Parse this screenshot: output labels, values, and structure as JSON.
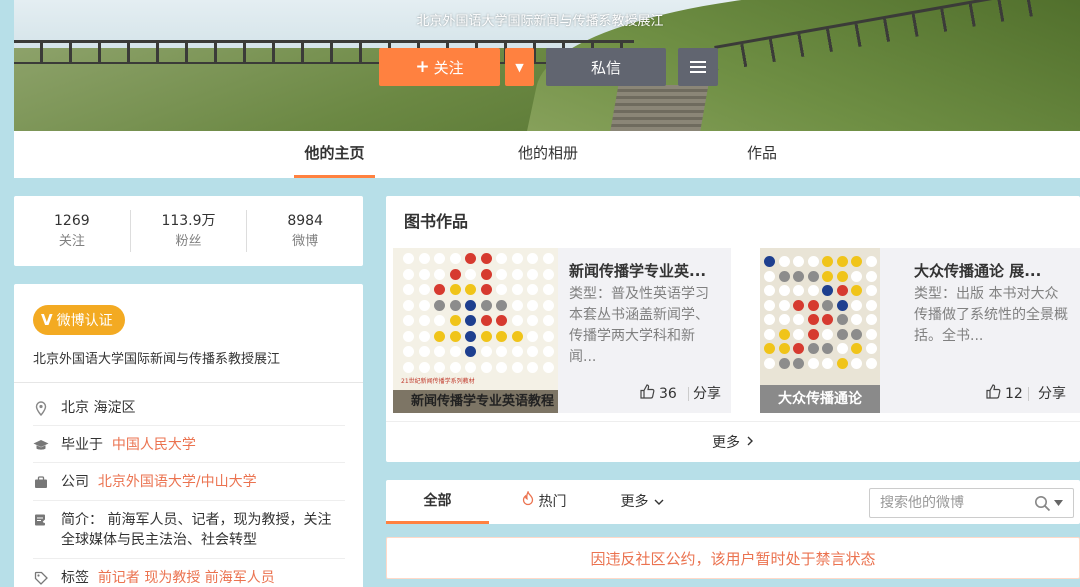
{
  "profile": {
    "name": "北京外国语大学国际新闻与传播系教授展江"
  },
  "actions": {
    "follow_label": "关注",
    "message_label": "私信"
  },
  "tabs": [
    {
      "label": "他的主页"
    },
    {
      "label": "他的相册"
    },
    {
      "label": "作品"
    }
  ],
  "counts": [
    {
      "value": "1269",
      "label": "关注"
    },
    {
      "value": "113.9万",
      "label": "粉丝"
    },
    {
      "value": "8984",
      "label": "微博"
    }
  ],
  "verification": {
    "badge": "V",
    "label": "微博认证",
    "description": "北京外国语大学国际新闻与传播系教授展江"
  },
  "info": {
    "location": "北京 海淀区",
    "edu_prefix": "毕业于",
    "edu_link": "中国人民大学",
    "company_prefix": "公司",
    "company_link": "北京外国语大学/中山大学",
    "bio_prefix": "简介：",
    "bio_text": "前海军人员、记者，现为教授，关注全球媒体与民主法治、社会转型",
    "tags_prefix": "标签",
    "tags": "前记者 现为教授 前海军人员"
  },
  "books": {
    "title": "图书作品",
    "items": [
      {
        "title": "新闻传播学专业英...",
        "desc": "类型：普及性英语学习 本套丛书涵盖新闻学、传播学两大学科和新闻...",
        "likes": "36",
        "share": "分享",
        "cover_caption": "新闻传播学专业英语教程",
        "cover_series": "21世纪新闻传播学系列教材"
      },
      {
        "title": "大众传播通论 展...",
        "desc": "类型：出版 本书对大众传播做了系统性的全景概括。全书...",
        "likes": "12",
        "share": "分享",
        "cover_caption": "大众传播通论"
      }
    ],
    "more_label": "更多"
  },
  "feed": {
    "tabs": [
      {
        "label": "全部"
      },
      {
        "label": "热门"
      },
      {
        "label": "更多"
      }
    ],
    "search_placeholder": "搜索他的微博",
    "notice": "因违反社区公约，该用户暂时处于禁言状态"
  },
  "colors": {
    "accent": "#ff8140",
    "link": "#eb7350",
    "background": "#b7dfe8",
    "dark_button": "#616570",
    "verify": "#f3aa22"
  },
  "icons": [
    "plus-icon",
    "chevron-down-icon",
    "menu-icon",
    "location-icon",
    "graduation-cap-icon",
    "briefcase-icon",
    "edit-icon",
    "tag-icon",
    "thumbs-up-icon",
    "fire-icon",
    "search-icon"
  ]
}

## Task
Transcribe the full listing character for character. Pictures are excluded.

## Task output
Parse this screenshot: output labels, values, and structure as JSON.
{
  "profile": {
    "name": "北京外国语大学国际新闻与传播系教授展江"
  },
  "actions": {
    "follow_label": "关注",
    "message_label": "私信"
  },
  "tabs": [
    {
      "label": "他的主页"
    },
    {
      "label": "他的相册"
    },
    {
      "label": "作品"
    }
  ],
  "counts": [
    {
      "value": "1269",
      "label": "关注"
    },
    {
      "value": "113.9万",
      "label": "粉丝"
    },
    {
      "value": "8984",
      "label": "微博"
    }
  ],
  "verification": {
    "badge": "V",
    "label": "微博认证",
    "description": "北京外国语大学国际新闻与传播系教授展江"
  },
  "info": {
    "location": "北京 海淀区",
    "edu_prefix": "毕业于",
    "edu_link": "中国人民大学",
    "company_prefix": "公司",
    "company_link": "北京外国语大学/中山大学",
    "bio_prefix": "简介：",
    "bio_text": "前海军人员、记者，现为教授，关注全球媒体与民主法治、社会转型",
    "tags_prefix": "标签",
    "tags": "前记者 现为教授 前海军人员"
  },
  "books": {
    "title": "图书作品",
    "items": [
      {
        "title": "新闻传播学专业英...",
        "desc": "类型：普及性英语学习 本套丛书涵盖新闻学、传播学两大学科和新闻...",
        "likes": "36",
        "share": "分享",
        "cover_caption": "新闻传播学专业英语教程",
        "cover_series": "21世纪新闻传播学系列教材"
      },
      {
        "title": "大众传播通论 展...",
        "desc": "类型：出版 本书对大众传播做了系统性的全景概括。全书...",
        "likes": "12",
        "share": "分享",
        "cover_caption": "大众传播通论"
      }
    ],
    "more_label": "更多"
  },
  "feed": {
    "tabs": [
      {
        "label": "全部"
      },
      {
        "label": "热门"
      },
      {
        "label": "更多"
      }
    ],
    "search_placeholder": "搜索他的微博",
    "notice": "因违反社区公约，该用户暂时处于禁言状态"
  },
  "colors": {
    "accent": "#ff8140",
    "link": "#eb7350",
    "background": "#b7dfe8",
    "dark_button": "#616570",
    "verify": "#f3aa22"
  },
  "icons": [
    "plus-icon",
    "chevron-down-icon",
    "menu-icon",
    "location-icon",
    "graduation-cap-icon",
    "briefcase-icon",
    "edit-icon",
    "tag-icon",
    "thumbs-up-icon",
    "fire-icon",
    "search-icon"
  ]
}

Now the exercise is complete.